Pick out every line that holds the string "positive" and copy it.

::::::

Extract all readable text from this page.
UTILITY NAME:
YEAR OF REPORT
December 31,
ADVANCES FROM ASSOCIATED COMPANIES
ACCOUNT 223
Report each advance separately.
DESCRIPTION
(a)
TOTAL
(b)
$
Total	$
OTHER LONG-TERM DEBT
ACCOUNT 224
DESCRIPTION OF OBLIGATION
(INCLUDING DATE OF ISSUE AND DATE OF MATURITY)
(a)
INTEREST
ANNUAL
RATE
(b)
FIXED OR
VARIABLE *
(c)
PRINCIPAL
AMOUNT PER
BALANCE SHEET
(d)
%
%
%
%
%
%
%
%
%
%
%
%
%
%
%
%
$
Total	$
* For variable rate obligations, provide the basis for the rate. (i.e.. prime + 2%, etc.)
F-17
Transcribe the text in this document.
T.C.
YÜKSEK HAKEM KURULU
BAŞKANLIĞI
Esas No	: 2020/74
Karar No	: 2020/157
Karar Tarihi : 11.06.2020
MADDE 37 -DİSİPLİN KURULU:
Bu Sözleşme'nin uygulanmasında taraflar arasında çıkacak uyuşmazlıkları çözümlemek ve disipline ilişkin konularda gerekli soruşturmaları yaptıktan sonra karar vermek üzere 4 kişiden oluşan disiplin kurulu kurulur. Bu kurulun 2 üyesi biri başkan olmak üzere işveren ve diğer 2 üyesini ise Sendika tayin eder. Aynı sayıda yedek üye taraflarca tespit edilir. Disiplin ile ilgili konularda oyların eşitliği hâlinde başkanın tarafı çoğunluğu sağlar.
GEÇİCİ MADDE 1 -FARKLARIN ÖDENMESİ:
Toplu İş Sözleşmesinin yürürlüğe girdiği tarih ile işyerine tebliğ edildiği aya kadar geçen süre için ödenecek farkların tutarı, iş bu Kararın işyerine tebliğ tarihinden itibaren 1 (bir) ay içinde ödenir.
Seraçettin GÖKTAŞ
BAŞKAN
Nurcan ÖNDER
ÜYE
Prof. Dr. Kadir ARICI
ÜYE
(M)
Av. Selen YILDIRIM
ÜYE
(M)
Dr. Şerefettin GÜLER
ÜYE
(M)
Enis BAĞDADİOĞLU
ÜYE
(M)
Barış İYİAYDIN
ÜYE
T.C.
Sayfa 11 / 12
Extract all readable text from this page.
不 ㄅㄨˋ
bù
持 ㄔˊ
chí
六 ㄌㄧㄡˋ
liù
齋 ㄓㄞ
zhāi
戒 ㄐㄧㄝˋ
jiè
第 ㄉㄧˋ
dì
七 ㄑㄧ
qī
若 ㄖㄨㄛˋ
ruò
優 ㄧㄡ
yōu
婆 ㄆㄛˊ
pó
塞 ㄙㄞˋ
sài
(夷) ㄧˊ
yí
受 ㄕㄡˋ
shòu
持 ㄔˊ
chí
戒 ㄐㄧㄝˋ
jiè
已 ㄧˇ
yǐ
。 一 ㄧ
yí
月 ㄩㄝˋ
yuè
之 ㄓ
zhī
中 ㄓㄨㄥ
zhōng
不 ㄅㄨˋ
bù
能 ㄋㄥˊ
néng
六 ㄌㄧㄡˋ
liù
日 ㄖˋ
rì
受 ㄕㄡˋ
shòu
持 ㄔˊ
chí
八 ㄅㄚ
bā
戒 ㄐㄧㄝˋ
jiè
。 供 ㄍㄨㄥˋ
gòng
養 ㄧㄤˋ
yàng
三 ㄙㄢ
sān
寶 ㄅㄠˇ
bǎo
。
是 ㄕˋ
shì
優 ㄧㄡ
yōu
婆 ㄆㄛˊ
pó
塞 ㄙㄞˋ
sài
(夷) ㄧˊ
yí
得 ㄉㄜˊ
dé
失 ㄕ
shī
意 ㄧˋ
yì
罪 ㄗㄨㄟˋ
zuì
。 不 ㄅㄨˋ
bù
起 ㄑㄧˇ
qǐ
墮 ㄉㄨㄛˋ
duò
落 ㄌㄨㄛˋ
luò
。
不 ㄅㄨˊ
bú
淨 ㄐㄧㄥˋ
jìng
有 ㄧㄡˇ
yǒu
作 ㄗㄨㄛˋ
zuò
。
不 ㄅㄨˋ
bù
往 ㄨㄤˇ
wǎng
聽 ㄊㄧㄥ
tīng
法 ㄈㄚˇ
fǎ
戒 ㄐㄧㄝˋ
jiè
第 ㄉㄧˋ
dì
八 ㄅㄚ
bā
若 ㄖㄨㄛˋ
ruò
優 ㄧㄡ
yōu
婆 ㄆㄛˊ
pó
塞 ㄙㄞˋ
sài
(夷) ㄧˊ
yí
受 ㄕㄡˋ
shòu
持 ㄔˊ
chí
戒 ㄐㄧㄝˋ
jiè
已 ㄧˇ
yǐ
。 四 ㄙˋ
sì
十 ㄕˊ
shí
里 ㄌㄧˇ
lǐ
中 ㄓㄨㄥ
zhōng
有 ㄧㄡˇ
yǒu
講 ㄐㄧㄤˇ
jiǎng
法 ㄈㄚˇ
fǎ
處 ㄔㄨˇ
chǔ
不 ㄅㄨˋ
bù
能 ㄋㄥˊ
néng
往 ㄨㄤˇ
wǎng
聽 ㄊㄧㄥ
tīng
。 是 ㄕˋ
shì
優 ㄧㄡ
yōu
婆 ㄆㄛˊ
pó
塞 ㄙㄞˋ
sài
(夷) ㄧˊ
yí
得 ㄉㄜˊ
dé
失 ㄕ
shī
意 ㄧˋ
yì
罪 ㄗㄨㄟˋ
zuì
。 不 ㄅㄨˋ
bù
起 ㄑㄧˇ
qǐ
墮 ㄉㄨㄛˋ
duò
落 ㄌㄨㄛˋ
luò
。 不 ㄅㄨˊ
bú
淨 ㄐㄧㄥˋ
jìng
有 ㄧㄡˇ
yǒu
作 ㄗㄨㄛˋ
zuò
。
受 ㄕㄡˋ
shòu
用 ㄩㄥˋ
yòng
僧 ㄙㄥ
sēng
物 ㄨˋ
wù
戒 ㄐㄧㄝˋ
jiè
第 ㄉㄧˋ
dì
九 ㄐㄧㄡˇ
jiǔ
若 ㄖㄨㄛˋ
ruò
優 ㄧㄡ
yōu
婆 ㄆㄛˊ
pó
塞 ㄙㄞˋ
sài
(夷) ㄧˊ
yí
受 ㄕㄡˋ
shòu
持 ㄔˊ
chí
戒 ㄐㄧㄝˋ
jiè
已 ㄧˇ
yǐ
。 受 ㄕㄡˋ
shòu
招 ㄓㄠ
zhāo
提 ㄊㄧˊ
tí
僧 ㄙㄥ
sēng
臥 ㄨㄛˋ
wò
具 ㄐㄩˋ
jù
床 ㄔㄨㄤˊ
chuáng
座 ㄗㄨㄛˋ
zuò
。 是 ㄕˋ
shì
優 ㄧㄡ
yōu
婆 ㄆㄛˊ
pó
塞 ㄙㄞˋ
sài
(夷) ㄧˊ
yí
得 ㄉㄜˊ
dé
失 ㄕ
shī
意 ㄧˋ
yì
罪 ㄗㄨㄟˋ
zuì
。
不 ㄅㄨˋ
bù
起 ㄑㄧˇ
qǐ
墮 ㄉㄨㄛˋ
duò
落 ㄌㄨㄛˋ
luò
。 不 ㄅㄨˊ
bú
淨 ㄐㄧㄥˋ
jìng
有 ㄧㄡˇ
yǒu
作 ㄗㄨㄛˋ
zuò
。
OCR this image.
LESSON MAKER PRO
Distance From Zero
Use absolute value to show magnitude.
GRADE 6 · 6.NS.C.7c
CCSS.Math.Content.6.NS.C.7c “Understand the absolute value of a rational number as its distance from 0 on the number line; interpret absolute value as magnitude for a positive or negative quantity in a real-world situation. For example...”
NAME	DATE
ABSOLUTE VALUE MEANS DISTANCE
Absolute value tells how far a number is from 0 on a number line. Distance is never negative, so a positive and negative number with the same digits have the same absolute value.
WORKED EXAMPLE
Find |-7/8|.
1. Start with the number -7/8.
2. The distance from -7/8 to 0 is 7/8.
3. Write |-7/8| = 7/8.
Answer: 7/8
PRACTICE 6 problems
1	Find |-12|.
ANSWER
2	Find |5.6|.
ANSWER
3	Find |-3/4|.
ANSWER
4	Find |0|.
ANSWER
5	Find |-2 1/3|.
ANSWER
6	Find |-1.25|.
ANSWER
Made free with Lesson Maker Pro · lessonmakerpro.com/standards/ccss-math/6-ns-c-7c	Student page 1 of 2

::::::

* Written response *
CCSS.Math.Content.6.NS.C.7c “Understand the absolute value of a rational number as its distance from 0 on the number line; interpret absolute value as magnitude for a positive or negative quantity in a real-world situation. For example...”
Absolute value tells how far a number is from 0 on a number line. Distance is never negative, so a positive and negative number with the same digits have the same absolute value.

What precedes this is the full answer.